Brief — Output the records exactly. Include every line.

[Begin Source data]

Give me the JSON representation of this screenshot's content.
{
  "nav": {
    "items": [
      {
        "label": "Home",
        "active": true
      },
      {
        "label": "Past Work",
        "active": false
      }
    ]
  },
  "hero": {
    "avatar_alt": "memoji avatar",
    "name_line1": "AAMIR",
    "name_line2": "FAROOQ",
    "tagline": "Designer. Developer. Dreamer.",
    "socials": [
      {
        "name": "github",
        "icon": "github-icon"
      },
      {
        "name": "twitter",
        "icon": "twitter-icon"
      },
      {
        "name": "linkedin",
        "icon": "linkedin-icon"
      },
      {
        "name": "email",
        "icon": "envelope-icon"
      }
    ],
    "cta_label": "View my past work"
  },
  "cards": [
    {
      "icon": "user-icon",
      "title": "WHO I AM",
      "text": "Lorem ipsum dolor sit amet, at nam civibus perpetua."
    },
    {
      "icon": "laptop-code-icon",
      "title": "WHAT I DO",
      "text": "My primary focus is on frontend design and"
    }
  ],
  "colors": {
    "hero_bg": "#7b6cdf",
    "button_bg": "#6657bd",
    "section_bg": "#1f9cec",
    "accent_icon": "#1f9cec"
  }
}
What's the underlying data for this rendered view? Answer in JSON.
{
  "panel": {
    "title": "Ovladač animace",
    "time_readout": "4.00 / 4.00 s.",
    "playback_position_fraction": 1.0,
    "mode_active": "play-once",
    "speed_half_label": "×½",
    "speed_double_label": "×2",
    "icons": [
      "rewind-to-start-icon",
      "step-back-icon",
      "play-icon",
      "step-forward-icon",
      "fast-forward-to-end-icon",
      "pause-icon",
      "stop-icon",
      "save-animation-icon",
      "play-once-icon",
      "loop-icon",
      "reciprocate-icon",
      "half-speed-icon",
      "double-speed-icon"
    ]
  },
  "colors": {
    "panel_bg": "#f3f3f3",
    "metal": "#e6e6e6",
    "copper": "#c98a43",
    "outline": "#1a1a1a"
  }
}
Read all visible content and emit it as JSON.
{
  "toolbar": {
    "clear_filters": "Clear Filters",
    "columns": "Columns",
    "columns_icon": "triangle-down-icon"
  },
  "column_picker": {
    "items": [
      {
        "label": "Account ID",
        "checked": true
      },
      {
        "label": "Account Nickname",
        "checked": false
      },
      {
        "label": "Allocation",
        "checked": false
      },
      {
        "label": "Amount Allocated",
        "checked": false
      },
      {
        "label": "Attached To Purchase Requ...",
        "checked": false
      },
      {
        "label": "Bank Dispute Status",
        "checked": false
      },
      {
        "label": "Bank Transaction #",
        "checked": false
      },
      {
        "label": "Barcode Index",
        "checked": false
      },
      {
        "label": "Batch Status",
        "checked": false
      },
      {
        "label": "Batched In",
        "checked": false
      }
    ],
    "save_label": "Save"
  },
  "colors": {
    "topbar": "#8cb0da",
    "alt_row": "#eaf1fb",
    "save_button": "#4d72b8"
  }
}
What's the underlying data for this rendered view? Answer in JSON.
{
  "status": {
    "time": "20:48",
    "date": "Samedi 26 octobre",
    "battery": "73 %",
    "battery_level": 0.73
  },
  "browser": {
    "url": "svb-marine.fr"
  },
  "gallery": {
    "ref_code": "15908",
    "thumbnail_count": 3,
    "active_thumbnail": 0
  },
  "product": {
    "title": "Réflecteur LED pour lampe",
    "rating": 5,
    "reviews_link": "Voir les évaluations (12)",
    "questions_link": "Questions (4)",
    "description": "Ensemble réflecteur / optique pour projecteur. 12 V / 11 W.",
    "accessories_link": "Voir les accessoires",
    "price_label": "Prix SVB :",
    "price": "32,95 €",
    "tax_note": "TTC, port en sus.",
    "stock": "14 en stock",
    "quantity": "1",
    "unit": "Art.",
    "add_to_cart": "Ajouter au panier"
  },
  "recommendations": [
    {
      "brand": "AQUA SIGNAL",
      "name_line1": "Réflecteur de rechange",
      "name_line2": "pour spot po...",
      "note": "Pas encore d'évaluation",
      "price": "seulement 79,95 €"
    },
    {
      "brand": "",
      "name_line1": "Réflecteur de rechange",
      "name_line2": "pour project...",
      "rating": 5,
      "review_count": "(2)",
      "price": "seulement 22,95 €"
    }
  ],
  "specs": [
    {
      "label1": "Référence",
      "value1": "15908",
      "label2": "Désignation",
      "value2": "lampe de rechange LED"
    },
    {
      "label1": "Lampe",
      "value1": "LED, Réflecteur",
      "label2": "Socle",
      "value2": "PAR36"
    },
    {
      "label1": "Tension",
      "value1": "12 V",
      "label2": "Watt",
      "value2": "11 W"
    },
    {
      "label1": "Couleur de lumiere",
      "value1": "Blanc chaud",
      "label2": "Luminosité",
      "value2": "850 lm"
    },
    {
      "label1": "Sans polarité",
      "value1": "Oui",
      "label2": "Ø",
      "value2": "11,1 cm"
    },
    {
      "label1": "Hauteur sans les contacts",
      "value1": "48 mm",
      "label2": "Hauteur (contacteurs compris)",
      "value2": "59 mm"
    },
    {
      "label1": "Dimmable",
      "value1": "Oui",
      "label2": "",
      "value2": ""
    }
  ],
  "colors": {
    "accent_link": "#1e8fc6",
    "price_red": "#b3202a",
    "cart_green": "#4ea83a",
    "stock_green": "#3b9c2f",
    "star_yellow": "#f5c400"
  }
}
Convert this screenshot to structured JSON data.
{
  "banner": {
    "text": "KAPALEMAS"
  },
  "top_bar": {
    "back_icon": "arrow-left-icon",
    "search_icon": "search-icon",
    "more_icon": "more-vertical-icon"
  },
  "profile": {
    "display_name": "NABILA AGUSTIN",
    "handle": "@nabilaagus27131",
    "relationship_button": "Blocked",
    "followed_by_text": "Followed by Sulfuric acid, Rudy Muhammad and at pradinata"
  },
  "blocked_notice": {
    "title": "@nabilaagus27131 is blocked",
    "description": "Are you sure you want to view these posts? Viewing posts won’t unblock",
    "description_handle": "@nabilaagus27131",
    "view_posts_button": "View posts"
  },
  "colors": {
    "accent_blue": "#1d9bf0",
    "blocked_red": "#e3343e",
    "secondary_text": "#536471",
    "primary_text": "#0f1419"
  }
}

[End Source data]

Exercise answer —
Give me the JSON representation of this screenshot's content.
{
  "nav": {
    "items": [
      {
        "label": "Home",
        "active": true
      },
      {
        "label": "Past Work",
        "active": false
      }
    ]
  },
  "hero": {
    "avatar_alt": "memoji avatar",
    "name_line1": "AAMIR",
    "name_line2": "FAROOQ",
    "tagline": "Designer. Developer. Dreamer.",
    "socials": [
      {
        "name": "github",
        "icon": "github-icon"
      },
      {
        "name": "twitter",
        "icon": "twitter-icon"
      },
      {
        "name": "linkedin",
        "icon": "linkedin-icon"
      },
      {
        "name": "email",
        "icon": "envelope-icon"
      }
    ],
    "cta_label": "View my past work"
  },
  "cards": [
    {
      "icon": "user-icon",
      "title": "WHO I AM",
      "text": "Lorem ipsum dolor sit amet, at nam civibus perpetua."
    },
    {
      "icon": "laptop-code-icon",
      "title": "WHAT I DO",
      "text": "My primary focus is on frontend design and"
    }
  ],
  "colors": {
    "hero_bg": "#7b6cdf",
    "button_bg": "#6657bd",
    "section_bg": "#1f9cec",
    "accent_icon": "#1f9cec"
  }
}
What's the underlying data for this rendered view? Answer in JSON.
{
  "panel": {
    "title": "Ovladač animace",
    "time_readout": "4.00 / 4.00 s.",
    "playback_position_fraction": 1.0,
    "mode_active": "play-once",
    "speed_half_label": "×½",
    "speed_double_label": "×2",
    "icons": [
      "rewind-to-start-icon",
      "step-back-icon",
      "play-icon",
      "step-forward-icon",
      "fast-forward-to-end-icon",
      "pause-icon",
      "stop-icon",
      "save-animation-icon",
      "play-once-icon",
      "loop-icon",
      "reciprocate-icon",
      "half-speed-icon",
      "double-speed-icon"
    ]
  },
  "colors": {
    "panel_bg": "#f3f3f3",
    "metal": "#e6e6e6",
    "copper": "#c98a43",
    "outline": "#1a1a1a"
  }
}
Read all visible content and emit it as JSON.
{
  "toolbar": {
    "clear_filters": "Clear Filters",
    "columns": "Columns",
    "columns_icon": "triangle-down-icon"
  },
  "column_picker": {
    "items": [
      {
        "label": "Account ID",
        "checked": true
      },
      {
        "label": "Account Nickname",
        "checked": false
      },
      {
        "label": "Allocation",
        "checked": false
      },
      {
        "label": "Amount Allocated",
        "checked": false
      },
      {
        "label": "Attached To Purchase Requ...",
        "checked": false
      },
      {
        "label": "Bank Dispute Status",
        "checked": false
      },
      {
        "label": "Bank Transaction #",
        "checked": false
      },
      {
        "label": "Barcode Index",
        "checked": false
      },
      {
        "label": "Batch Status",
        "checked": false
      },
      {
        "label": "Batched In",
        "checked": false
      }
    ],
    "save_label": "Save"
  },
  "colors": {
    "topbar": "#8cb0da",
    "alt_row": "#eaf1fb",
    "save_button": "#4d72b8"
  }
}
What's the underlying data for this rendered view? Answer in JSON.
{
  "status": {
    "time": "20:48",
    "date": "Samedi 26 octobre",
    "battery": "73 %",
    "battery_level": 0.73
  },
  "browser": {
    "url": "svb-marine.fr"
  },
  "gallery": {
    "ref_code": "15908",
    "thumbnail_count": 3,
    "active_thumbnail": 0
  },
  "product": {
    "title": "Réflecteur LED pour lampe",
    "rating": 5,
    "reviews_link": "Voir les évaluations (12)",
    "questions_link": "Questions (4)",
    "description": "Ensemble réflecteur / optique pour projecteur. 12 V / 11 W.",
    "accessories_link": "Voir les accessoires",
    "price_label": "Prix SVB :",
    "price": "32,95 €",
    "tax_note": "TTC, port en sus.",
    "stock": "14 en stock",
    "quantity": "1",
    "unit": "Art.",
    "add_to_cart": "Ajouter au panier"
  },
  "recommendations": [
    {
      "brand": "AQUA SIGNAL",
      "name_line1": "Réflecteur de rechange",
      "name_line2": "pour spot po...",
      "note": "Pas encore d'évaluation",
      "price": "seulement 79,95 €"
    },
    {
      "brand": "",
      "name_line1": "Réflecteur de rechange",
      "name_line2": "pour project...",
      "rating": 5,
      "review_count": "(2)",
      "price": "seulement 22,95 €"
    }
  ],
  "specs": [
    {
      "label1": "Référence",
      "value1": "15908",
      "label2": "Désignation",
      "value2": "lampe de rechange LED"
    },
    {
      "label1": "Lampe",
      "value1": "LED, Réflecteur",
      "label2": "Socle",
      "value2": "PAR36"
    },
    {
      "label1": "Tension",
      "value1": "12 V",
      "label2": "Watt",
      "value2": "11 W"
    },
    {
      "label1": "Couleur de lumiere",
      "value1": "Blanc chaud",
      "label2": "Luminosité",
      "value2": "850 lm"
    },
    {
      "label1": "Sans polarité",
      "value1": "Oui",
      "label2": "Ø",
      "value2": "11,1 cm"
    },
    {
      "label1": "Hauteur sans les contacts",
      "value1": "48 mm",
      "label2": "Hauteur (contacteurs compris)",
      "value2": "59 mm"
    },
    {
      "label1": "Dimmable",
      "value1": "Oui",
      "label2": "",
      "value2": ""
    }
  ],
  "colors": {
    "accent_link": "#1e8fc6",
    "price_red": "#b3202a",
    "cart_green": "#4ea83a",
    "stock_green": "#3b9c2f",
    "star_yellow": "#f5c400"
  }
}
Convert this screenshot to structured JSON data.
{
  "banner": {
    "text": "KAPALEMAS"
  },
  "top_bar": {
    "back_icon": "arrow-left-icon",
    "search_icon": "search-icon",
    "more_icon": "more-vertical-icon"
  },
  "profile": {
    "display_name": "NABILA AGUSTIN",
    "handle": "@nabilaagus27131",
    "relationship_button": "Blocked",
    "followed_by_text": "Followed by Sulfuric acid, Rudy Muhammad and at pradinata"
  },
  "blocked_notice": {
    "title": "@nabilaagus27131 is blocked",
    "description": "Are you sure you want to view these posts? Viewing posts won’t unblock",
    "description_handle": "@nabilaagus27131",
    "view_posts_button": "View posts"
  },
  "colors": {
    "accent_blue": "#1d9bf0",
    "blocked_red": "#e3343e",
    "secondary_text": "#536471",
    "primary_text": "#0f1419"
  }
}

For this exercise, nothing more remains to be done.